| GIVEN INSTRUCTION |
Every line below should be repeated exactly.

(Figure data in JSON)
━━━━━━━━
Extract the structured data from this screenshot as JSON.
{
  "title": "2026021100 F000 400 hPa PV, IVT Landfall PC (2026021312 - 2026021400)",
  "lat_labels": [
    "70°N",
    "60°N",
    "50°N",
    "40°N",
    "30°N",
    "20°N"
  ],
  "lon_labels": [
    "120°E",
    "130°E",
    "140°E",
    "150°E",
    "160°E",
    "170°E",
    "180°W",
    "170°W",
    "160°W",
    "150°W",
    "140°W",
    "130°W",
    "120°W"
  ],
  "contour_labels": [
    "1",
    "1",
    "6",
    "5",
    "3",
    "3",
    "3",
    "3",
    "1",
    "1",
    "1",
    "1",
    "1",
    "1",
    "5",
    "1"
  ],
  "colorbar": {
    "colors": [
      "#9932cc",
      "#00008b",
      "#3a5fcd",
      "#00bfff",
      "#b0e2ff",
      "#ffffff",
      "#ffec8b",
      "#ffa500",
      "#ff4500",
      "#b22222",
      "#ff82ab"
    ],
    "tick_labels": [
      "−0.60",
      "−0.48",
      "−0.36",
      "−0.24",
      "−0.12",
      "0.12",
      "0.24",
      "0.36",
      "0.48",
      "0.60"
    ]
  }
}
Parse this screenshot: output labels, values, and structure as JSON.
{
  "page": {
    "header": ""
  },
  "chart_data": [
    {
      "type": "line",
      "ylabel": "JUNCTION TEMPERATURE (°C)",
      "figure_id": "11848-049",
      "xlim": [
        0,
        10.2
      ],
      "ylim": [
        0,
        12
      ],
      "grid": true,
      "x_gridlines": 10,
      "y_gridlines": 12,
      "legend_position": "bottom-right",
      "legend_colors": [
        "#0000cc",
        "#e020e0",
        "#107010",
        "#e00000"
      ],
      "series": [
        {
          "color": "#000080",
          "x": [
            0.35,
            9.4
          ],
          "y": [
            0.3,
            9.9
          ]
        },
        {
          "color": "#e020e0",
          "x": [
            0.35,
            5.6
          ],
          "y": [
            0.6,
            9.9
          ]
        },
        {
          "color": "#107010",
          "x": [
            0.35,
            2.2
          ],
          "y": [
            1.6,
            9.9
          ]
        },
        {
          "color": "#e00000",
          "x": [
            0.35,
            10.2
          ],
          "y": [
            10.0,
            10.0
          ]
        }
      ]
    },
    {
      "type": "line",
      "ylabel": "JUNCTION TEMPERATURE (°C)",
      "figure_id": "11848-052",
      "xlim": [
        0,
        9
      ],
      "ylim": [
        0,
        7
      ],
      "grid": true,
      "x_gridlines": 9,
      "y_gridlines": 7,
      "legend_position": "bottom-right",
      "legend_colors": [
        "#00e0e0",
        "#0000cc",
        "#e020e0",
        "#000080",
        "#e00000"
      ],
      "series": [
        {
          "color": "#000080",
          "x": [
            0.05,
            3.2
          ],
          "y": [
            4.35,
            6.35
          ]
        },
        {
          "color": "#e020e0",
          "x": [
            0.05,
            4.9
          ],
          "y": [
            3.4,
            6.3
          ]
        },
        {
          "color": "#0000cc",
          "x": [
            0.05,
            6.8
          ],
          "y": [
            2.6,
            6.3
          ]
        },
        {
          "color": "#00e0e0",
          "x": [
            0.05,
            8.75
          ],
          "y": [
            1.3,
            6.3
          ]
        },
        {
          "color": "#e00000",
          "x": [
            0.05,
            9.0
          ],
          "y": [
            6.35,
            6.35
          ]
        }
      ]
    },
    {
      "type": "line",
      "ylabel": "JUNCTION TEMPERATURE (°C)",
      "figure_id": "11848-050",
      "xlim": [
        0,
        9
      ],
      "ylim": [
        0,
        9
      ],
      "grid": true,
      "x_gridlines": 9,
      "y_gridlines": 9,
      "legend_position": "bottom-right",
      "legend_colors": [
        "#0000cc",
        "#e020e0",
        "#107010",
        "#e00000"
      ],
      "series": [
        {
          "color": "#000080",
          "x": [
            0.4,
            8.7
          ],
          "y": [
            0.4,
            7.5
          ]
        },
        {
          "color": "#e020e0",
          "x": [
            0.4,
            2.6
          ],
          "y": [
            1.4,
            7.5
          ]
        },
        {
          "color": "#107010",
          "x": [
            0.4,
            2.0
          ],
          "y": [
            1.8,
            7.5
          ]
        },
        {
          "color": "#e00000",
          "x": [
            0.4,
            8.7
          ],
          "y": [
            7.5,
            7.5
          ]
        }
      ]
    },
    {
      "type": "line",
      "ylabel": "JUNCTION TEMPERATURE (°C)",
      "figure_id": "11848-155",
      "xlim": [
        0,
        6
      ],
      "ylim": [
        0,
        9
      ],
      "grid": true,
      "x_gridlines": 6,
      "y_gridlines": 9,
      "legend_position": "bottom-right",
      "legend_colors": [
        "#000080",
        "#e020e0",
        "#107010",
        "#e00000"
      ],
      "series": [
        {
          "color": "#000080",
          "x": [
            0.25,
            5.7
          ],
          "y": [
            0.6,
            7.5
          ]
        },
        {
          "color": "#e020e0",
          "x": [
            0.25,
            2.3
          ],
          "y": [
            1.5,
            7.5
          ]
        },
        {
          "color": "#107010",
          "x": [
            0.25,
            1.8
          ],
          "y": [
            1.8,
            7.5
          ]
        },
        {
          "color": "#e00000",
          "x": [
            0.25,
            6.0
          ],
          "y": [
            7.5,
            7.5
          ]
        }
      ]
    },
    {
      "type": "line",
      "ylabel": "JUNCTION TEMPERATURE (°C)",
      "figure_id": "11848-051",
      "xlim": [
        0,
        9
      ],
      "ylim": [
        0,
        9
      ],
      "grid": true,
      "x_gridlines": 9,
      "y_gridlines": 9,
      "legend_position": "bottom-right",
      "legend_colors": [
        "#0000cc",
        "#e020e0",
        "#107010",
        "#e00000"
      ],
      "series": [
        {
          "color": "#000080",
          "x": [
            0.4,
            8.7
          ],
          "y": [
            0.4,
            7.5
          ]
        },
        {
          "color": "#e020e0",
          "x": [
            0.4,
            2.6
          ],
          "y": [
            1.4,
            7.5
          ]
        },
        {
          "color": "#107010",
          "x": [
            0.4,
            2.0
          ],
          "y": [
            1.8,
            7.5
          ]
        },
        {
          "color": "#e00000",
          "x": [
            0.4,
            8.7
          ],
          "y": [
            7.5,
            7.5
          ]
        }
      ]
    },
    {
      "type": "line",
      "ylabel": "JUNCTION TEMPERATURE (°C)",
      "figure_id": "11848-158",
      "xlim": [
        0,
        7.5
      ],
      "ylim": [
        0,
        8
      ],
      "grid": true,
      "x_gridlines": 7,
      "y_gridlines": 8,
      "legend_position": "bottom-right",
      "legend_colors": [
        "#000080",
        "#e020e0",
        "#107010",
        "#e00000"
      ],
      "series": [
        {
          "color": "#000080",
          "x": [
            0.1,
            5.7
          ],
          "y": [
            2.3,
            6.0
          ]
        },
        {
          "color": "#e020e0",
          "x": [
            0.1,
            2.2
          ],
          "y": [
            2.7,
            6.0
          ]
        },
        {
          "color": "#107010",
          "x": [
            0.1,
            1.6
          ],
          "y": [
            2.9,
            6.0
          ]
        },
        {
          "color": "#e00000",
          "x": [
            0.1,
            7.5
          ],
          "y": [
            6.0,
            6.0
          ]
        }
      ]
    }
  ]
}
━━━━━━━━
| ANSWER TO THIS PROBLEM |
Extract the structured data from this screenshot as JSON.
{
  "title": "2026021100 F000 400 hPa PV, IVT Landfall PC (2026021312 - 2026021400)",
  "lat_labels": [
    "70°N",
    "60°N",
    "50°N",
    "40°N",
    "30°N",
    "20°N"
  ],
  "lon_labels": [
    "120°E",
    "130°E",
    "140°E",
    "150°E",
    "160°E",
    "170°E",
    "180°W",
    "170°W",
    "160°W",
    "150°W",
    "140°W",
    "130°W",
    "120°W"
  ],
  "contour_labels": [
    "1",
    "1",
    "6",
    "5",
    "3",
    "3",
    "3",
    "3",
    "1",
    "1",
    "1",
    "1",
    "1",
    "1",
    "5",
    "1"
  ],
  "colorbar": {
    "colors": [
      "#9932cc",
      "#00008b",
      "#3a5fcd",
      "#00bfff",
      "#b0e2ff",
      "#ffffff",
      "#ffec8b",
      "#ffa500",
      "#ff4500",
      "#b22222",
      "#ff82ab"
    ],
    "tick_labels": [
      "−0.60",
      "−0.48",
      "−0.36",
      "−0.24",
      "−0.12",
      "0.12",
      "0.24",
      "0.36",
      "0.48",
      "0.60"
    ]
  }
}
Parse this screenshot: output labels, values, and structure as JSON.
{
  "page": {
    "header": ""
  },
  "chart_data": [
    {
      "type": "line",
      "ylabel": "JUNCTION TEMPERATURE (°C)",
      "figure_id": "11848-049",
      "xlim": [
        0,
        10.2
      ],
      "ylim": [
        0,
        12
      ],
      "grid": true,
      "x_gridlines": 10,
      "y_gridlines": 12,
      "legend_position": "bottom-right",
      "legend_colors": [
        "#0000cc",
        "#e020e0",
        "#107010",
        "#e00000"
      ],
      "series": [
        {
          "color": "#000080",
          "x": [
            0.35,
            9.4
          ],
          "y": [
            0.3,
            9.9
          ]
        },
        {
          "color": "#e020e0",
          "x": [
            0.35,
            5.6
          ],
          "y": [
            0.6,
            9.9
          ]
        },
        {
          "color": "#107010",
          "x": [
            0.35,
            2.2
          ],
          "y": [
            1.6,
            9.9
          ]
        },
        {
          "color": "#e00000",
          "x": [
            0.35,
            10.2
          ],
          "y": [
            10.0,
            10.0
          ]
        }
      ]
    },
    {
      "type": "line",
      "ylabel": "JUNCTION TEMPERATURE (°C)",
      "figure_id": "11848-052",
      "xlim": [
        0,
        9
      ],
      "ylim": [
        0,
        7
      ],
      "grid": true,
      "x_gridlines": 9,
      "y_gridlines": 7,
      "legend_position": "bottom-right",
      "legend_colors": [
        "#00e0e0",
        "#0000cc",
        "#e020e0",
        "#000080",
        "#e00000"
      ],
      "series": [
        {
          "color": "#000080",
          "x": [
            0.05,
            3.2
          ],
          "y": [
            4.35,
            6.35
          ]
        },
        {
          "color": "#e020e0",
          "x": [
            0.05,
            4.9
          ],
          "y": [
            3.4,
            6.3
          ]
        },
        {
          "color": "#0000cc",
          "x": [
            0.05,
            6.8
          ],
          "y": [
            2.6,
            6.3
          ]
        },
        {
          "color": "#00e0e0",
          "x": [
            0.05,
            8.75
          ],
          "y": [
            1.3,
            6.3
          ]
        },
        {
          "color": "#e00000",
          "x": [
            0.05,
            9.0
          ],
          "y": [
            6.35,
            6.35
          ]
        }
      ]
    },
    {
      "type": "line",
      "ylabel": "JUNCTION TEMPERATURE (°C)",
      "figure_id": "11848-050",
      "xlim": [
        0,
        9
      ],
      "ylim": [
        0,
        9
      ],
      "grid": true,
      "x_gridlines": 9,
      "y_gridlines": 9,
      "legend_position": "bottom-right",
      "legend_colors": [
        "#0000cc",
        "#e020e0",
        "#107010",
        "#e00000"
      ],
      "series": [
        {
          "color": "#000080",
          "x": [
            0.4,
            8.7
          ],
          "y": [
            0.4,
            7.5
          ]
        },
        {
          "color": "#e020e0",
          "x": [
            0.4,
            2.6
          ],
          "y": [
            1.4,
            7.5
          ]
        },
        {
          "color": "#107010",
          "x": [
            0.4,
            2.0
          ],
          "y": [
            1.8,
            7.5
          ]
        },
        {
          "color": "#e00000",
          "x": [
            0.4,
            8.7
          ],
          "y": [
            7.5,
            7.5
          ]
        }
      ]
    },
    {
      "type": "line",
      "ylabel": "JUNCTION TEMPERATURE (°C)",
      "figure_id": "11848-155",
      "xlim": [
        0,
        6
      ],
      "ylim": [
        0,
        9
      ],
      "grid": true,
      "x_gridlines": 6,
      "y_gridlines": 9,
      "legend_position": "bottom-right",
      "legend_colors": [
        "#000080",
        "#e020e0",
        "#107010",
        "#e00000"
      ],
      "series": [
        {
          "color": "#000080",
          "x": [
            0.25,
            5.7
          ],
          "y": [
            0.6,
            7.5
          ]
        },
        {
          "color": "#e020e0",
          "x": [
            0.25,
            2.3
          ],
          "y": [
            1.5,
            7.5
          ]
        },
        {
          "color": "#107010",
          "x": [
            0.25,
            1.8
          ],
          "y": [
            1.8,
            7.5
          ]
        },
        {
          "color": "#e00000",
          "x": [
            0.25,
            6.0
          ],
          "y": [
            7.5,
            7.5
          ]
        }
      ]
    },
    {
      "type": "line",
      "ylabel": "JUNCTION TEMPERATURE (°C)",
      "figure_id": "11848-051",
      "xlim": [
        0,
        9
      ],
      "ylim": [
        0,
        9
      ],
      "grid": true,
      "x_gridlines": 9,
      "y_gridlines": 9,
      "legend_position": "bottom-right",
      "legend_colors": [
        "#0000cc",
        "#e020e0",
        "#107010",
        "#e00000"
      ],
      "series": [
        {
          "color": "#000080",
          "x": [
            0.4,
            8.7
          ],
          "y": [
            0.4,
            7.5
          ]
        },
        {
          "color": "#e020e0",
          "x": [
            0.4,
            2.6
          ],
          "y": [
            1.4,
            7.5
          ]
        },
        {
          "color": "#107010",
          "x": [
            0.4,
            2.0
          ],
          "y": [
            1.8,
            7.5
          ]
        },
        {
          "color": "#e00000",
          "x": [
            0.4,
            8.7
          ],
          "y": [
            7.5,
            7.5
          ]
        }
      ]
    },
    {
      "type": "line",
      "ylabel": "JUNCTION TEMPERATURE (°C)",
      "figure_id": "11848-158",
      "xlim": [
        0,
        7.5
      ],
      "ylim": [
        0,
        8
      ],
      "grid": true,
      "x_gridlines": 7,
      "y_gridlines": 8,
      "legend_position": "bottom-right",
      "legend_colors": [
        "#000080",
        "#e020e0",
        "#107010",
        "#e00000"
      ],
      "series": [
        {
          "color": "#000080",
          "x": [
            0.1,
            5.7
          ],
          "y": [
            2.3,
            6.0
          ]
        },
        {
          "color": "#e020e0",
          "x": [
            0.1,
            2.2
          ],
          "y": [
            2.7,
            6.0
          ]
        },
        {
          "color": "#107010",
          "x": [
            0.1,
            1.6
          ],
          "y": [
            2.9,
            6.0
          ]
        },
        {
          "color": "#e00000",
          "x": [
            0.1,
            7.5
          ],
          "y": [
            6.0,
            6.0
          ]
        }
      ]
    }
  ]
}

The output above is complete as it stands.